=== EXERCISE REQUIREMENTS ===
Search the records for "Menegus" and copy each line that holds it.

=== TASK MATERIAL ===
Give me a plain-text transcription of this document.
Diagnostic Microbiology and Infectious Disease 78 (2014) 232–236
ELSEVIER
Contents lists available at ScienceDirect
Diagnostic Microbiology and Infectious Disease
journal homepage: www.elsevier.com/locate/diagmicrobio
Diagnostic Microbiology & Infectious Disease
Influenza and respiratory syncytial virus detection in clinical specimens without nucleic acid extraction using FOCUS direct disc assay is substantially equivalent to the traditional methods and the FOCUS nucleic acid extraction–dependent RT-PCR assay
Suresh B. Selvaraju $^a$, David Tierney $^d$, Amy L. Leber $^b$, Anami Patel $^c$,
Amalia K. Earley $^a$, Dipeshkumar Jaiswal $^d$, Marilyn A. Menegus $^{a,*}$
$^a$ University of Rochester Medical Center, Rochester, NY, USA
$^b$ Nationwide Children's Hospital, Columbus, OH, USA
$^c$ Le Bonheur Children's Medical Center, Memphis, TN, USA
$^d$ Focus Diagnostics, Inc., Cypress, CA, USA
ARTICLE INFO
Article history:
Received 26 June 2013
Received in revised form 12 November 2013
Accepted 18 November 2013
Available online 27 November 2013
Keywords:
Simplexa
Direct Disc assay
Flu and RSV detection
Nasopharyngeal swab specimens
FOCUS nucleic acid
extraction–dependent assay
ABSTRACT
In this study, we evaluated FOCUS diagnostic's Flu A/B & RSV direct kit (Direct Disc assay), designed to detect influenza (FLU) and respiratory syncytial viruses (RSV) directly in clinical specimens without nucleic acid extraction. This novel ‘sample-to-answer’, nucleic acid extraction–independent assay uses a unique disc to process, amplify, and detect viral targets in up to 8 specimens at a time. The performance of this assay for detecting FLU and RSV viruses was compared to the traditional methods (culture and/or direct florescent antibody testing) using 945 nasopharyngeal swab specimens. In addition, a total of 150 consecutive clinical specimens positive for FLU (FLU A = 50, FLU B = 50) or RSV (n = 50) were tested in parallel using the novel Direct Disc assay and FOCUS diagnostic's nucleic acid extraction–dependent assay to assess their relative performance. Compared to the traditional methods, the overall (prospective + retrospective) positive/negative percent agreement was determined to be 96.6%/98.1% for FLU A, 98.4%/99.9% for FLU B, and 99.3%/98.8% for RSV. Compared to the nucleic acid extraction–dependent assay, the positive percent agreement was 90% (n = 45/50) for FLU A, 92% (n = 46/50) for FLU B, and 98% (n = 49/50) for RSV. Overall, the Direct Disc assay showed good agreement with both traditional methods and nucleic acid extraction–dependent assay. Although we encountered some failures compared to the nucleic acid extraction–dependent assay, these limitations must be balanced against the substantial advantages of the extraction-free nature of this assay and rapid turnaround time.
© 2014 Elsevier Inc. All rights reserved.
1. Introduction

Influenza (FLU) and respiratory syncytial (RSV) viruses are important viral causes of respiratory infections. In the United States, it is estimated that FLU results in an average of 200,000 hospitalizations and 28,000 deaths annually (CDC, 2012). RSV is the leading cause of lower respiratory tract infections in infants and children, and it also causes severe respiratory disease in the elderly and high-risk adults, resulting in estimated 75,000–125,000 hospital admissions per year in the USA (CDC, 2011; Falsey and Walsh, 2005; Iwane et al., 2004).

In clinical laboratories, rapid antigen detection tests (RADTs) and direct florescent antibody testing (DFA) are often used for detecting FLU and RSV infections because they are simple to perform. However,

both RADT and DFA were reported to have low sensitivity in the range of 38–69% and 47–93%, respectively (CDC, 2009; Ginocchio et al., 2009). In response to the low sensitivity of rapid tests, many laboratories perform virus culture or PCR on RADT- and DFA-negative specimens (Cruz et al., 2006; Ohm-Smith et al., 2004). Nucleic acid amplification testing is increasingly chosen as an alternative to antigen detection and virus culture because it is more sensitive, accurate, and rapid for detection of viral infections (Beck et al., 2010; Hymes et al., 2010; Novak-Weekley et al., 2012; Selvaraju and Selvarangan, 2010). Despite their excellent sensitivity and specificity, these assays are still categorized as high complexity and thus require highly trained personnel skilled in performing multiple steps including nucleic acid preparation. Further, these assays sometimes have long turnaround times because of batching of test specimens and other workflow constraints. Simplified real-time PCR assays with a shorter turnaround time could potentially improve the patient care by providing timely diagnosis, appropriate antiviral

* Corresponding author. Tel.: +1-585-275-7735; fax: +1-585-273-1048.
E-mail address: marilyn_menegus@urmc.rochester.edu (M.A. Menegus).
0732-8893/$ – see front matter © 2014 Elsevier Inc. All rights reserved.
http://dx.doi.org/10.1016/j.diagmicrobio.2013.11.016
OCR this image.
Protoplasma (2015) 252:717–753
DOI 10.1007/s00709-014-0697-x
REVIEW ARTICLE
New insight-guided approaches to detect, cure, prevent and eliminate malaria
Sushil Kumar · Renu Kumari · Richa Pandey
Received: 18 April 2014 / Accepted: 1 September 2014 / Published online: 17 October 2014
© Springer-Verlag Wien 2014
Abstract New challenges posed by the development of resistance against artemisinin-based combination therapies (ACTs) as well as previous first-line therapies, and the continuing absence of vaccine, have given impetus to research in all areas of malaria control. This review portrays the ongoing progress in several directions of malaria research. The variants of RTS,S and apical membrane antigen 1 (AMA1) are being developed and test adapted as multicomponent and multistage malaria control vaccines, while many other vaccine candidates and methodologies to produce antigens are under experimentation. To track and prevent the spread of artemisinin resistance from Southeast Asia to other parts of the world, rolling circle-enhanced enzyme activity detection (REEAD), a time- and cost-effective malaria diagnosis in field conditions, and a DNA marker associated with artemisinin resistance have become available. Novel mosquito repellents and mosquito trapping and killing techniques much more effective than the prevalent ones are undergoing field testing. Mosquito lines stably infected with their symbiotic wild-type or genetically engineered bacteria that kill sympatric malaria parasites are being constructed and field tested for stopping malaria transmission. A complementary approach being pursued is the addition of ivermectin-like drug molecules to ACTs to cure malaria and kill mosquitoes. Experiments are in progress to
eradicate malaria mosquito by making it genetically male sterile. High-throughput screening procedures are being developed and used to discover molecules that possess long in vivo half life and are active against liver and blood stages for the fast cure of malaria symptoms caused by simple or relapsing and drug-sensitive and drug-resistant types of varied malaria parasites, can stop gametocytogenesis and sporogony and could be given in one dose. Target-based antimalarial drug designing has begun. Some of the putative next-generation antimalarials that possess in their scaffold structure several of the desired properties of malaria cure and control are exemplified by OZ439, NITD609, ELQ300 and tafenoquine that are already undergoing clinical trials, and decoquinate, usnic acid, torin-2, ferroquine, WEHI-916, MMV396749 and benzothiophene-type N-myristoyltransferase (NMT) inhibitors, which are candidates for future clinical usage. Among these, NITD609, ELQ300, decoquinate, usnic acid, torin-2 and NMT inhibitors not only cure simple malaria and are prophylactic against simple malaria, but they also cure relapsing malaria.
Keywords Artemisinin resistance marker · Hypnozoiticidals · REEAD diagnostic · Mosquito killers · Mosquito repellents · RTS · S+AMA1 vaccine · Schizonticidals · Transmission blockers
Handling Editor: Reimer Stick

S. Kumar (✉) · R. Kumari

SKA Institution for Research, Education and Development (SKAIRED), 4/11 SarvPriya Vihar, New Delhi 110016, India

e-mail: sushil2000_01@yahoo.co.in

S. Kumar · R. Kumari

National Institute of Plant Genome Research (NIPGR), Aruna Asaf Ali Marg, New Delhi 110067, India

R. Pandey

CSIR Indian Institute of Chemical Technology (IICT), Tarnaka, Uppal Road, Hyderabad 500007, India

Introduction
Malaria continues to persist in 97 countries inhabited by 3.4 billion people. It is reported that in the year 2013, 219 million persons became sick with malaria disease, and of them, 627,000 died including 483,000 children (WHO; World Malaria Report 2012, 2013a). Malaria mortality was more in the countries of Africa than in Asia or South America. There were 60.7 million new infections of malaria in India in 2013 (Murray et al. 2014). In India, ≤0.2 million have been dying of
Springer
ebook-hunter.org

=== FINISHED TASK ===
Amalia K. Earley $^a$, Dipeshkumar Jaiswal $^d$, Marilyn A. Menegus $^{a,*}$
E-mail address: marilyn_menegus@urmc.rochester.edu (M.A. Menegus).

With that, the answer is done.